● **Required work**:
Can the data below be echoed back word for word?

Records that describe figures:
◇ ◇ ◇ ◇ ◇

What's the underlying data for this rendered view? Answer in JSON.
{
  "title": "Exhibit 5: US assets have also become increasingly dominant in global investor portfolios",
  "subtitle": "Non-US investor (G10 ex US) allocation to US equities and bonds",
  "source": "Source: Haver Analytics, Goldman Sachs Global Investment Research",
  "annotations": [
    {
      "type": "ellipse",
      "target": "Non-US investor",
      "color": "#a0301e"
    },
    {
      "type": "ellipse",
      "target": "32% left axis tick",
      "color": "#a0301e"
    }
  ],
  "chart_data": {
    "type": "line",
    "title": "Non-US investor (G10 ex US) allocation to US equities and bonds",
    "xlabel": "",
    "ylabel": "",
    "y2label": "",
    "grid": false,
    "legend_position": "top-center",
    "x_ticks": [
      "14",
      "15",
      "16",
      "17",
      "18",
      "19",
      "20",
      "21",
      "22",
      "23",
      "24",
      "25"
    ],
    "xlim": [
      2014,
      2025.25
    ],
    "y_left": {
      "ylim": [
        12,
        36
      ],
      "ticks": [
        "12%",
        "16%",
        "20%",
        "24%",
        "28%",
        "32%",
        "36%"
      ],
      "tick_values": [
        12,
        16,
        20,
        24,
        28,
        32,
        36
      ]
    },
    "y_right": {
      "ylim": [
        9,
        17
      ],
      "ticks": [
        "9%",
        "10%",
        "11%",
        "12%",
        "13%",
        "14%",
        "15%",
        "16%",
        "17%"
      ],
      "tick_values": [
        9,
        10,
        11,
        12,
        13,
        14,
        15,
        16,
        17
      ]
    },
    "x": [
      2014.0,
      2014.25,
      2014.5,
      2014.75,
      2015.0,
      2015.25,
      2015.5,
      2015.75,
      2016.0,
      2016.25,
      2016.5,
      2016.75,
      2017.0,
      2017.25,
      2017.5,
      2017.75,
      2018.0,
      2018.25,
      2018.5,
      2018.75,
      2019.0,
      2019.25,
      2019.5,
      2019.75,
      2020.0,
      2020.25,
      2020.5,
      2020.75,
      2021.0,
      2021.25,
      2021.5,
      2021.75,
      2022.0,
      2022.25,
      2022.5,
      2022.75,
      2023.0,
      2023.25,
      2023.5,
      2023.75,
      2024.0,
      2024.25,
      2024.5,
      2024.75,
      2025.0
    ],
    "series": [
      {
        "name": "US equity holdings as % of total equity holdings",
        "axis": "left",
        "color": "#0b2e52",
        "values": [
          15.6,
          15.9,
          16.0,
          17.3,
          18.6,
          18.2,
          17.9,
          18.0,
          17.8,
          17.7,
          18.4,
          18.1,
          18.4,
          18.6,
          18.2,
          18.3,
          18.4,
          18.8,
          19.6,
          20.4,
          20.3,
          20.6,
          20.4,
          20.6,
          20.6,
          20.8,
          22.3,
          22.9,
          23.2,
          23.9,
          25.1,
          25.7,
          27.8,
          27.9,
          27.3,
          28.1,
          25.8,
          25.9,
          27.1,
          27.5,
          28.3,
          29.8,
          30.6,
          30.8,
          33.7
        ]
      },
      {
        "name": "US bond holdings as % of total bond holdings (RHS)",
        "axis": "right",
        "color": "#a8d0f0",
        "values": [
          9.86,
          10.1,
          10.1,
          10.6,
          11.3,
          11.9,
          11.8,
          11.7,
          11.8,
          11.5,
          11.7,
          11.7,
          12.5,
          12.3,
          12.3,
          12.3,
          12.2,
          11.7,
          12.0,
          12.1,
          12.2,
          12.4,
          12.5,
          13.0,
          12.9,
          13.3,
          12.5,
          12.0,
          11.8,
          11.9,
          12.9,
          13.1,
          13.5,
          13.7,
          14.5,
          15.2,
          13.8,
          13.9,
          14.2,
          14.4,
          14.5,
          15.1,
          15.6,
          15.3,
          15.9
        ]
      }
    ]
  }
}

◇ ◇ ◇ ◇ ◇

● **Solution for this task**:
What's the underlying data for this rendered view? Answer in JSON.
{
  "title": "Exhibit 5: US assets have also become increasingly dominant in global investor portfolios",
  "subtitle": "Non-US investor (G10 ex US) allocation to US equities and bonds",
  "source": "Source: Haver Analytics, Goldman Sachs Global Investment Research",
  "annotations": [
    {
      "type": "ellipse",
      "target": "Non-US investor",
      "color": "#a0301e"
    },
    {
      "type": "ellipse",
      "target": "32% left axis tick",
      "color": "#a0301e"
    }
  ],
  "chart_data": {
    "type": "line",
    "title": "Non-US investor (G10 ex US) allocation to US equities and bonds",
    "xlabel": "",
    "ylabel": "",
    "y2label": "",
    "grid": false,
    "legend_position": "top-center",
    "x_ticks": [
      "14",
      "15",
      "16",
      "17",
      "18",
      "19",
      "20",
      "21",
      "22",
      "23",
      "24",
      "25"
    ],
    "xlim": [
      2014,
      2025.25
    ],
    "y_left": {
      "ylim": [
        12,
        36
      ],
      "ticks": [
        "12%",
        "16%",
        "20%",
        "24%",
        "28%",
        "32%",
        "36%"
      ],
      "tick_values": [
        12,
        16,
        20,
        24,
        28,
        32,
        36
      ]
    },
    "y_right": {
      "ylim": [
        9,
        17
      ],
      "ticks": [
        "9%",
        "10%",
        "11%",
        "12%",
        "13%",
        "14%",
        "15%",
        "16%",
        "17%"
      ],
      "tick_values": [
        9,
        10,
        11,
        12,
        13,
        14,
        15,
        16,
        17
      ]
    },
    "x": [
      2014.0,
      2014.25,
      2014.5,
      2014.75,
      2015.0,
      2015.25,
      2015.5,
      2015.75,
      2016.0,
      2016.25,
      2016.5,
      2016.75,
      2017.0,
      2017.25,
      2017.5,
      2017.75,
      2018.0,
      2018.25,
      2018.5,
      2018.75,
      2019.0,
      2019.25,
      2019.5,
      2019.75,
      2020.0,
      2020.25,
      2020.5,
      2020.75,
      2021.0,
      2021.25,
      2021.5,
      2021.75,
      2022.0,
      2022.25,
      2022.5,
      2022.75,
      2023.0,
      2023.25,
      2023.5,
      2023.75,
      2024.0,
      2024.25,
      2024.5,
      2024.75,
      2025.0
    ],
    "series": [
      {
        "name": "US equity holdings as % of total equity holdings",
        "axis": "left",
        "color": "#0b2e52",
        "values": [
          15.6,
          15.9,
          16.0,
          17.3,
          18.6,
          18.2,
          17.9,
          18.0,
          17.8,
          17.7,
          18.4,
          18.1,
          18.4,
          18.6,
          18.2,
          18.3,
          18.4,
          18.8,
          19.6,
          20.4,
          20.3,
          20.6,
          20.4,
          20.6,
          20.6,
          20.8,
          22.3,
          22.9,
          23.2,
          23.9,
          25.1,
          25.7,
          27.8,
          27.9,
          27.3,
          28.1,
          25.8,
          25.9,
          27.1,
          27.5,
          28.3,
          29.8,
          30.6,
          30.8,
          33.7
        ]
      },
      {
        "name": "US bond holdings as % of total bond holdings (RHS)",
        "axis": "right",
        "color": "#a8d0f0",
        "values": [
          9.86,
          10.1,
          10.1,
          10.6,
          11.3,
          11.9,
          11.8,
          11.7,
          11.8,
          11.5,
          11.7,
          11.7,
          12.5,
          12.3,
          12.3,
          12.3,
          12.2,
          11.7,
          12.0,
          12.1,
          12.2,
          12.4,
          12.5,
          13.0,
          12.9,
          13.3,
          12.5,
          12.0,
          11.8,
          11.9,
          12.9,
          13.1,
          13.5,
          13.7,
          14.5,
          15.2,
          13.8,
          13.9,
          14.2,
          14.4,
          14.5,
          15.1,
          15.6,
          15.3,
          15.9
        ]
      }
    ]
  }
}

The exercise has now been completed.